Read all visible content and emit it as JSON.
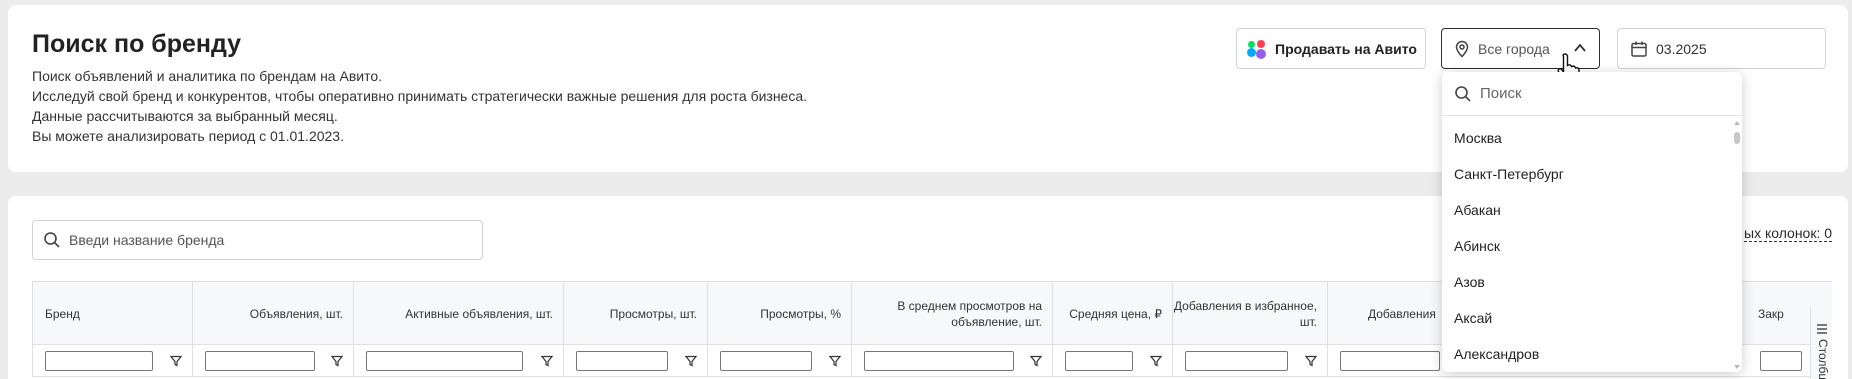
{
  "header": {
    "title": "Поиск по бренду",
    "description": [
      "Поиск объявлений и аналитика по брендам на Авито.",
      "Исследуй свой бренд и конкурентов, чтобы оперативно принимать стратегически важные решения для роста бизнеса.",
      "Данные рассчитываются за выбранный месяц.",
      "Вы можете анализировать период с 01.01.2023."
    ],
    "sell_button": "Продавать на Авито",
    "city_select": {
      "value": "Все города"
    },
    "date_select": {
      "value": "03.2025"
    }
  },
  "brand_search": {
    "placeholder": "Введи название бренда"
  },
  "hidden_columns": "ых колонок: 0",
  "table": {
    "columns": [
      "Бренд",
      "Объявления, шт.",
      "Активные объявления, шт.",
      "Просмотры, шт.",
      "Просмотры, %",
      "В среднем просмотров на объявление, шт.",
      "Средняя цена, ₽",
      "Добавления в избранное, шт.",
      "Добавления",
      "Закр"
    ],
    "side_tab": "Столбцы"
  },
  "city_dropdown": {
    "search_placeholder": "Поиск",
    "options": [
      "Москва",
      "Санкт-Петербург",
      "Абакан",
      "Абинск",
      "Азов",
      "Аксай",
      "Александров"
    ]
  },
  "colors": {
    "avito_green": "#00aaff",
    "border": "#cfd4da"
  }
}
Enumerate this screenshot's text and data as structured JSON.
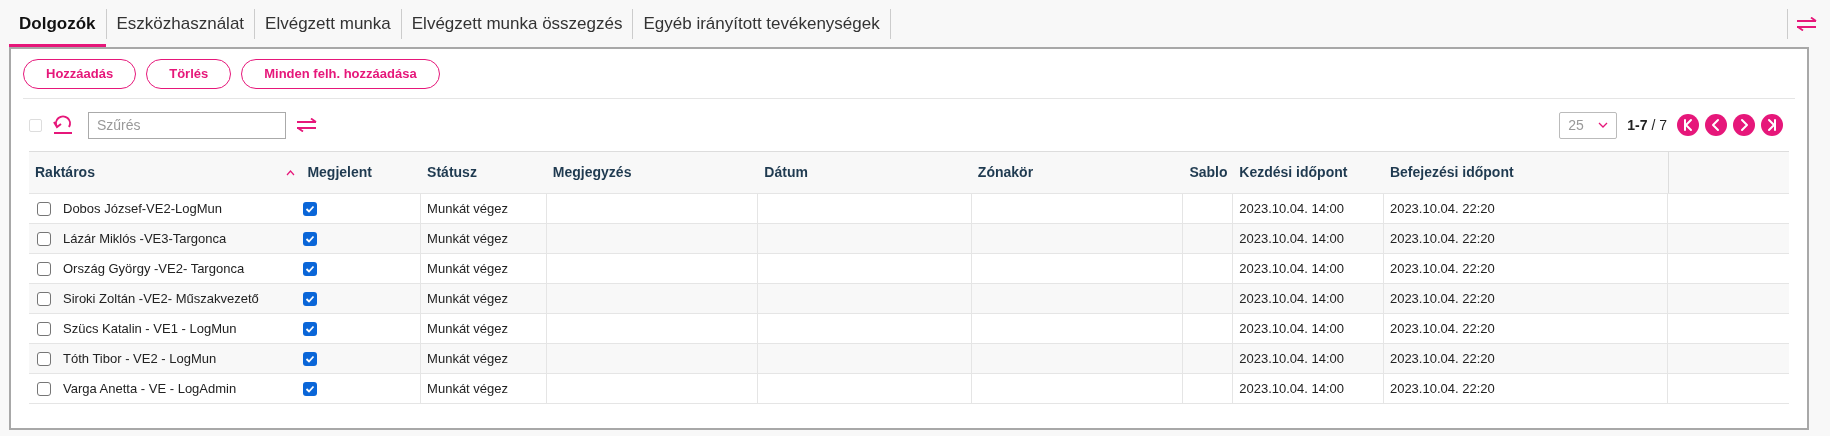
{
  "tabs": [
    {
      "label": "Dolgozók",
      "selected": true
    },
    {
      "label": "Eszközhasználat",
      "selected": false
    },
    {
      "label": "Elvégzett munka",
      "selected": false
    },
    {
      "label": "Elvégzett munka összegzés",
      "selected": false
    },
    {
      "label": "Egyéb irányított tevékenységek",
      "selected": false
    }
  ],
  "actions": [
    "Hozzáadás",
    "Törlés",
    "Minden felh. hozzáadása"
  ],
  "toolbar": {
    "select_all_checked": false,
    "filter_placeholder": "Szűrés",
    "page_size": "25",
    "range": "1-7",
    "separator": "/",
    "total": "7"
  },
  "table": {
    "columns": [
      {
        "label": "Raktáros",
        "sorted": true
      },
      {
        "label": "Megjelent"
      },
      {
        "label": "Státusz"
      },
      {
        "label": "Megjegyzés"
      },
      {
        "label": "Dátum"
      },
      {
        "label": "Zónakör"
      },
      {
        "label": "Sablo"
      },
      {
        "label": "Kezdési időpont"
      },
      {
        "label": "Befejezési időpont"
      }
    ],
    "rows": [
      {
        "selected": false,
        "name": "Dobos József-VE2-LogMun",
        "present": true,
        "status": "Munkát végez",
        "start": "2023.10.04. 14:00",
        "end": "2023.10.04. 22:20"
      },
      {
        "selected": false,
        "name": "Lázár Miklós -VE3-Targonca",
        "present": true,
        "status": "Munkát végez",
        "start": "2023.10.04. 14:00",
        "end": "2023.10.04. 22:20"
      },
      {
        "selected": false,
        "name": "Ország György -VE2- Targonca",
        "present": true,
        "status": "Munkát végez",
        "start": "2023.10.04. 14:00",
        "end": "2023.10.04. 22:20"
      },
      {
        "selected": false,
        "name": "Siroki Zoltán -VE2- Műszakvezető",
        "present": true,
        "status": "Munkát végez",
        "start": "2023.10.04. 14:00",
        "end": "2023.10.04. 22:20"
      },
      {
        "selected": false,
        "name": "Szücs Katalin - VE1 - LogMun",
        "present": true,
        "status": "Munkát végez",
        "start": "2023.10.04. 14:00",
        "end": "2023.10.04. 22:20"
      },
      {
        "selected": false,
        "name": "Tóth Tibor - VE2 - LogMun",
        "present": true,
        "status": "Munkát végez",
        "start": "2023.10.04. 14:00",
        "end": "2023.10.04. 22:20"
      },
      {
        "selected": false,
        "name": "Varga Anetta - VE - LogAdmin",
        "present": true,
        "status": "Munkát végez",
        "start": "2023.10.04. 14:00",
        "end": "2023.10.04. 22:20"
      }
    ]
  }
}
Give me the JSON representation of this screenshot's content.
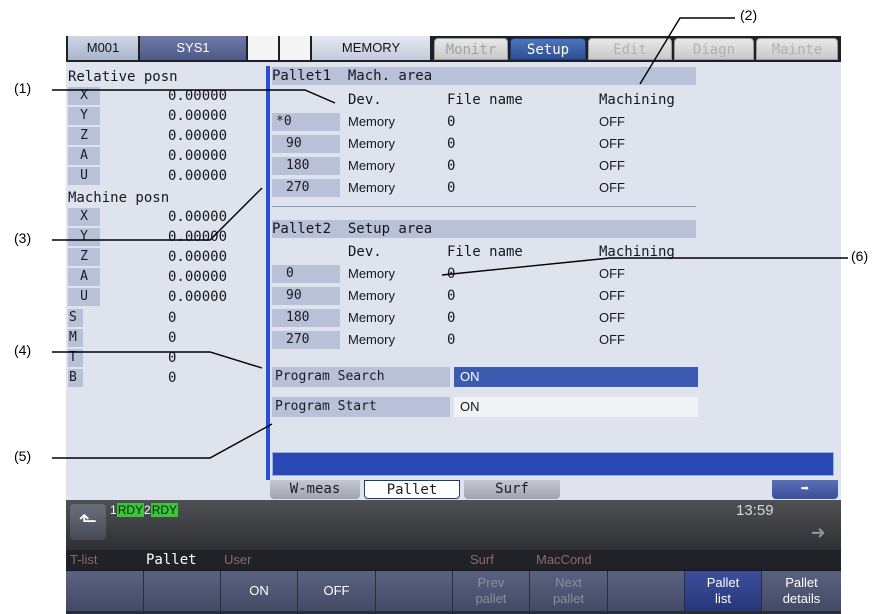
········
TO BE DONE
Every entry above is to be set down exactly; the pictures are to be left out.

OUTPUT BELOW
Read all visible content and emit it as JSON.
{
  "header": {
    "title": "Поиск по бренду",
    "description": [
      "Поиск объявлений и аналитика по брендам на Авито.",
      "Исследуй свой бренд и конкурентов, чтобы оперативно принимать стратегически важные решения для роста бизнеса.",
      "Данные рассчитываются за выбранный месяц.",
      "Вы можете анализировать период с 01.01.2023."
    ],
    "sell_button": "Продавать на Авито",
    "city_select": {
      "value": "Все города"
    },
    "date_select": {
      "value": "03.2025"
    }
  },
  "brand_search": {
    "placeholder": "Введи название бренда"
  },
  "hidden_columns": "ых колонок: 0",
  "table": {
    "columns": [
      "Бренд",
      "Объявления, шт.",
      "Активные объявления, шт.",
      "Просмотры, шт.",
      "Просмотры, %",
      "В среднем просмотров на объявление, шт.",
      "Средняя цена, ₽",
      "Добавления в избранное, шт.",
      "Добавления",
      "Закр"
    ],
    "side_tab": "Столбцы"
  },
  "city_dropdown": {
    "search_placeholder": "Поиск",
    "options": [
      "Москва",
      "Санкт-Петербург",
      "Абакан",
      "Абинск",
      "Азов",
      "Аксай",
      "Александров"
    ]
  },
  "colors": {
    "avito_green": "#00aaff",
    "border": "#cfd4da"
  }
}
Enumerate this screenshot's text and data as structured JSON.
{
  "tabs": [
    {
      "label": "Dolgozók",
      "selected": true
    },
    {
      "label": "Eszközhasználat",
      "selected": false
    },
    {
      "label": "Elvégzett munka",
      "selected": false
    },
    {
      "label": "Elvégzett munka összegzés",
      "selected": false
    },
    {
      "label": "Egyéb irányított tevékenységek",
      "selected": false
    }
  ],
  "actions": [
    "Hozzáadás",
    "Törlés",
    "Minden felh. hozzáadása"
  ],
  "toolbar": {
    "select_all_checked": false,
    "filter_placeholder": "Szűrés",
    "page_size": "25",
    "range": "1-7",
    "separator": "/",
    "total": "7"
  },
  "table": {
    "columns": [
      {
        "label": "Raktáros",
        "sorted": true
      },
      {
        "label": "Megjelent"
      },
      {
        "label": "Státusz"
      },
      {
        "label": "Megjegyzés"
      },
      {
        "label": "Dátum"
      },
      {
        "label": "Zónakör"
      },
      {
        "label": "Sablo"
      },
      {
        "label": "Kezdési időpont"
      },
      {
        "label": "Befejezési időpont"
      }
    ],
    "rows": [
      {
        "selected": false,
        "name": "Dobos József-VE2-LogMun",
        "present": true,
        "status": "Munkát végez",
        "start": "2023.10.04. 14:00",
        "end": "2023.10.04. 22:20"
      },
      {
        "selected": false,
        "name": "Lázár Miklós -VE3-Targonca",
        "present": true,
        "status": "Munkát végez",
        "start": "2023.10.04. 14:00",
        "end": "2023.10.04. 22:20"
      },
      {
        "selected": false,
        "name": "Ország György -VE2- Targonca",
        "present": true,
        "status": "Munkát végez",
        "start": "2023.10.04. 14:00",
        "end": "2023.10.04. 22:20"
      },
      {
        "selected": false,
        "name": "Siroki Zoltán -VE2- Műszakvezető",
        "present": true,
        "status": "Munkát végez",
        "start": "2023.10.04. 14:00",
        "end": "2023.10.04. 22:20"
      },
      {
        "selected": false,
        "name": "Szücs Katalin - VE1 - LogMun",
        "present": true,
        "status": "Munkát végez",
        "start": "2023.10.04. 14:00",
        "end": "2023.10.04. 22:20"
      },
      {
        "selected": false,
        "name": "Tóth Tibor - VE2 - LogMun",
        "present": true,
        "status": "Munkát végez",
        "start": "2023.10.04. 14:00",
        "end": "2023.10.04. 22:20"
      },
      {
        "selected": false,
        "name": "Varga Anetta - VE - LogAdmin",
        "present": true,
        "status": "Munkát végez",
        "start": "2023.10.04. 14:00",
        "end": "2023.10.04. 22:20"
      }
    ]
  }
}
Give me the JSON representation of this screenshot's content.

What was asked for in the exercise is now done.